• **WHAT IS BEING ASKED**:
Repeat exactly the lines below from the line that contains "Extract all readable text from this page." to the last line, inclusive, without the pictures.

• **LISTED RECORDS**:
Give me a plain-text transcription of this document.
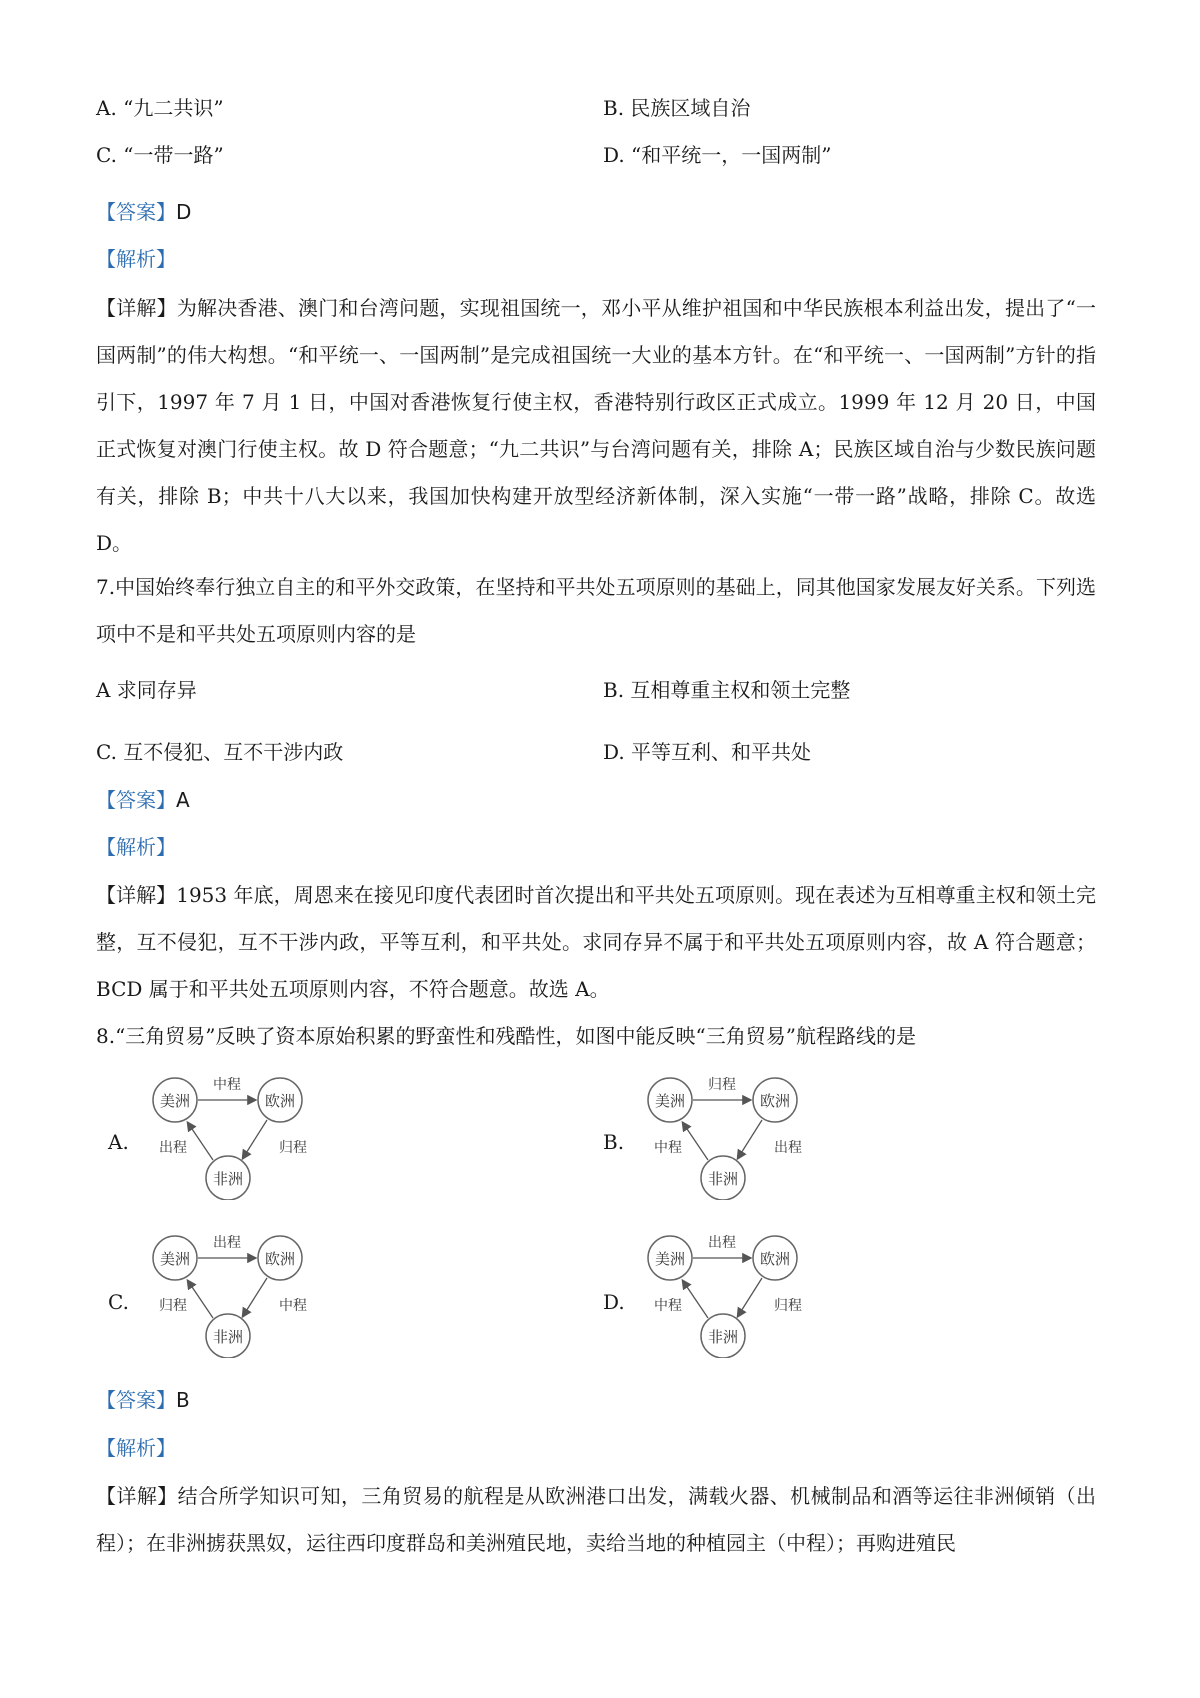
A. “九二共识”	B. 民族区域自治
C. “一带一路”	D. “和平统一，一国两制”
【答案】D
【解析】
【详解】为解决香港、澳门和台湾问题，实现祖国统一，邓小平从维护祖国和中华民族根本利益出发，提出了“一国两制”的伟大构想。“和平统一、一国两制”是完成祖国统一大业的基本方针。在“和平统一、一国两制”方针的指引下，1997 年 7 月 1 日，中国对香港恢复行使主权，香港特别行政区正式成立。1999 年 12 月 20 日，中国正式恢复对澳门行使主权。故 D 符合题意；“九二共识”与台湾问题有关，排除 A；民族区域自治与少数民族问题有关，排除 B；中共十八大以来，我国加快构建开放型经济新体制，深入实施“一带一路”战略，排除 C。故选 D。
7.中国始终奉行独立自主的和平外交政策，在坚持和平共处五项原则的基础上，同其他国家发展友好关系。下列选项中不是和平共处五项原则内容的是
A 求同存异	B. 互相尊重主权和领土完整
C. 互不侵犯、互不干涉内政	D. 平等互利、和平共处
【答案】A
【解析】
【详解】1953 年底，周恩来在接见印度代表团时首次提出和平共处五项原则。现在表述为互相尊重主权和领土完整，互不侵犯，互不干涉内政，平等互利，和平共处。求同存异不属于和平共处五项原则内容，故 A 符合题意；BCD 属于和平共处五项原则内容，不符合题意。故选 A。
8.“三角贸易”反映了资本原始积累的野蛮性和残酷性，如图中能反映“三角贸易”航程路线的是
A.
美洲	欧洲
非洲
中程
归程
出程	B.
美洲	欧洲
非洲
归程
出程
中程
C.
美洲	欧洲
非洲
出程
中程
归程	D.
美洲	欧洲
非洲
出程
归程
中程
【答案】B
【解析】
【详解】结合所学知识可知，三角贸易的航程是从欧洲港口出发，满载火器、机械制品和酒等运往非洲倾销（出程）；在非洲掳获黑奴，运往西印度群岛和美洲殖民地，卖给当地的种植园主（中程）；再购进殖民
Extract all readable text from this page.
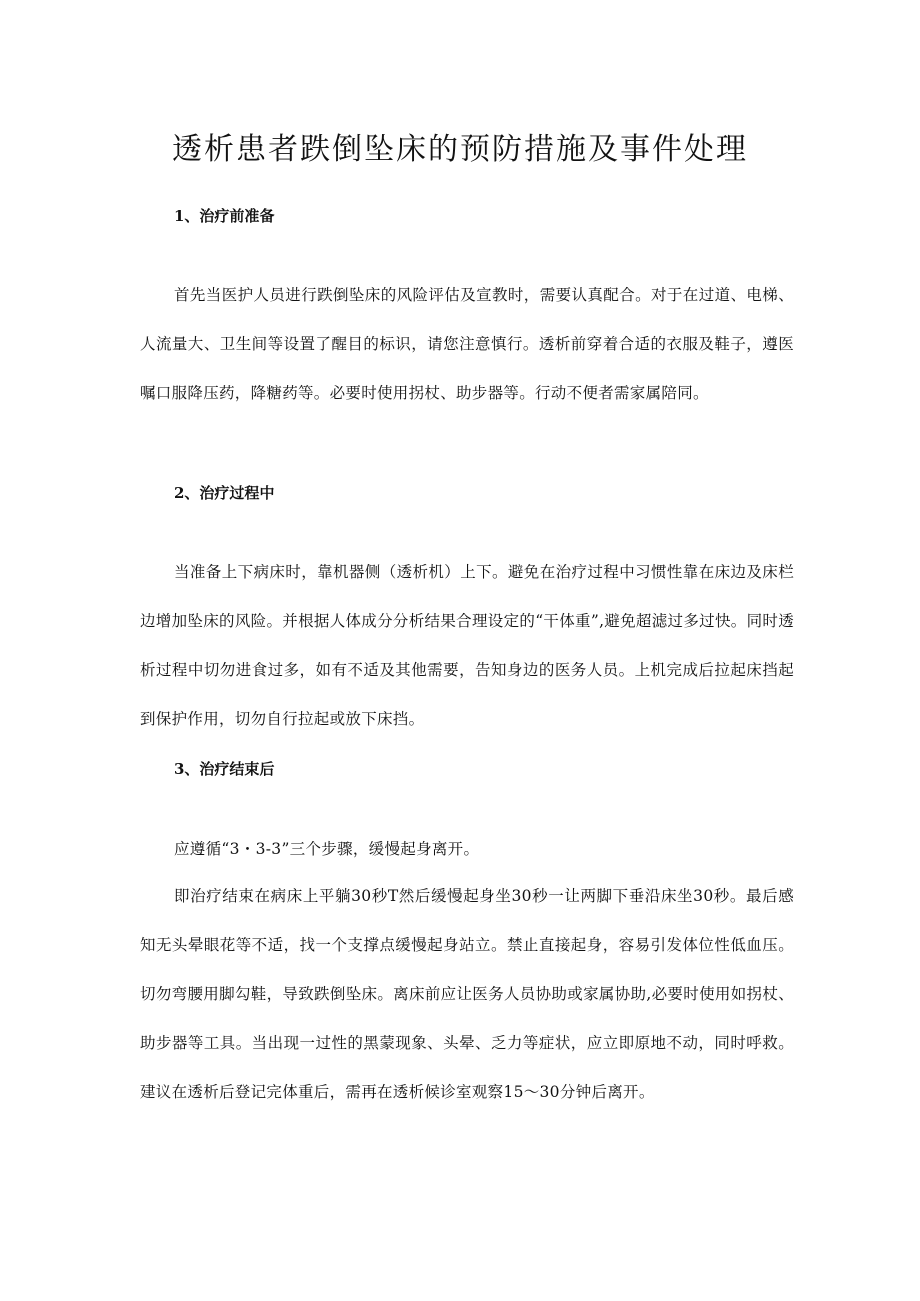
透析患者跌倒坠床的预防措施及事件处理
1、治疗前准备

首先当医护人员进行跌倒坠床的风险评估及宣教时，需要认真配合。对于在过道、电梯、人流量大、卫生间等设置了醒目的标识，请您注意慎行。透析前穿着合适的衣服及鞋子，遵医嘱口服降压药，降糖药等。必要时使用拐杖、助步器等。行动不便者需家属陪同。

2、治疗过程中

当准备上下病床时，靠机器侧（透析机）上下。避免在治疗过程中习惯性靠在床边及床栏边增加坠床的风险。并根据人体成分分析结果合理设定的“干体重”,避免超滤过多过快。同时透析过程中切勿进食过多，如有不适及其他需要，告知身边的医务人员。上机完成后拉起床挡起到保护作用，切勿自行拉起或放下床挡。

3、治疗结束后

应遵循“3・3-3”三个步骤，缓慢起身离开。

即治疗结束在病床上平躺30秒T然后缓慢起身坐30秒一让两脚下垂沿床坐30秒。最后感知无头晕眼花等不适，找一个支撑点缓慢起身站立。禁止直接起身，容易引发体位性低血压。切勿弯腰用脚勾鞋，导致跌倒坠床。离床前应让医务人员协助或家属协助,必要时使用如拐杖、助步器等工具。当出现一过性的黑蒙现象、头晕、乏力等症状，应立即原地不动，同时呼救。建议在透析后登记完体重后，需再在透析候诊室观察15～30分钟后离开。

• **FINISHED TASK**:
Extract all readable text from this page.
透析患者跌倒坠床的预防措施及事件处理
1、治疗前准备

首先当医护人员进行跌倒坠床的风险评估及宣教时，需要认真配合。对于在过道、电梯、人流量大、卫生间等设置了醒目的标识，请您注意慎行。透析前穿着合适的衣服及鞋子，遵医嘱口服降压药，降糖药等。必要时使用拐杖、助步器等。行动不便者需家属陪同。

2、治疗过程中

当准备上下病床时，靠机器侧（透析机）上下。避免在治疗过程中习惯性靠在床边及床栏边增加坠床的风险。并根据人体成分分析结果合理设定的“干体重”,避免超滤过多过快。同时透析过程中切勿进食过多，如有不适及其他需要，告知身边的医务人员。上机完成后拉起床挡起到保护作用，切勿自行拉起或放下床挡。

3、治疗结束后

应遵循“3・3-3”三个步骤，缓慢起身离开。

即治疗结束在病床上平躺30秒T然后缓慢起身坐30秒一让两脚下垂沿床坐30秒。最后感知无头晕眼花等不适，找一个支撑点缓慢起身站立。禁止直接起身，容易引发体位性低血压。切勿弯腰用脚勾鞋，导致跌倒坠床。离床前应让医务人员协助或家属协助,必要时使用如拐杖、助步器等工具。当出现一过性的黑蒙现象、头晕、乏力等症状，应立即原地不动，同时呼救。建议在透析后登记完体重后，需再在透析候诊室观察15～30分钟后离开。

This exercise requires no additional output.